▶ _The task_:
Collect every line below that contains the word "from".

* * * * * * *

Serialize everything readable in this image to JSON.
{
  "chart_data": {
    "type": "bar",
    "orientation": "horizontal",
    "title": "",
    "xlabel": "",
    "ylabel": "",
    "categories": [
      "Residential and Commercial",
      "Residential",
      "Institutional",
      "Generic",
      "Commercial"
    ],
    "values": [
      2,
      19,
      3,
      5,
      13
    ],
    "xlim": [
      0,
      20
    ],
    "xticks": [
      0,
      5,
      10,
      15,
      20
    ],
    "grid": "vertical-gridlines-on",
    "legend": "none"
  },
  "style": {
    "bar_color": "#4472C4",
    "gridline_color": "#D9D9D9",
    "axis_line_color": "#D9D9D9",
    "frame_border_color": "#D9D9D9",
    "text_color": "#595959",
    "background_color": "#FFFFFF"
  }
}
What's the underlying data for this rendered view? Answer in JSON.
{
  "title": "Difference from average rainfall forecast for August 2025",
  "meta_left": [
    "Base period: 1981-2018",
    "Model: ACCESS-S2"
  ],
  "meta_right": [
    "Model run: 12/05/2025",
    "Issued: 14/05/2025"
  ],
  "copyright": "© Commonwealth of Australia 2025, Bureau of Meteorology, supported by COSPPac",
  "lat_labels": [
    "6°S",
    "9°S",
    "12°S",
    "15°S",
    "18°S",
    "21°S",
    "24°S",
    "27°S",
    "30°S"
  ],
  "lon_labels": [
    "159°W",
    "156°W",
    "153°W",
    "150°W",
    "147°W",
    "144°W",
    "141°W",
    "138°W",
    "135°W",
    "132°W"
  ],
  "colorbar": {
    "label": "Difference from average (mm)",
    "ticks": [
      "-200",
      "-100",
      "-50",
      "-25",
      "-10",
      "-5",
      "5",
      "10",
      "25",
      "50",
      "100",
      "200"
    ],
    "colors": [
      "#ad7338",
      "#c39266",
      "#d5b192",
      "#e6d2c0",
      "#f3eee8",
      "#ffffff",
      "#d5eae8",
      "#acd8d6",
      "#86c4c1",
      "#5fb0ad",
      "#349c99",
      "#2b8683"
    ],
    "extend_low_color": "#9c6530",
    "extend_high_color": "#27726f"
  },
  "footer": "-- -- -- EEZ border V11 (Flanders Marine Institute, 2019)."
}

* * * * * * *

▶ _Written solution_:
  "title": "Difference from average rainfall forecast for August 2025",
    "label": "Difference from average (mm)",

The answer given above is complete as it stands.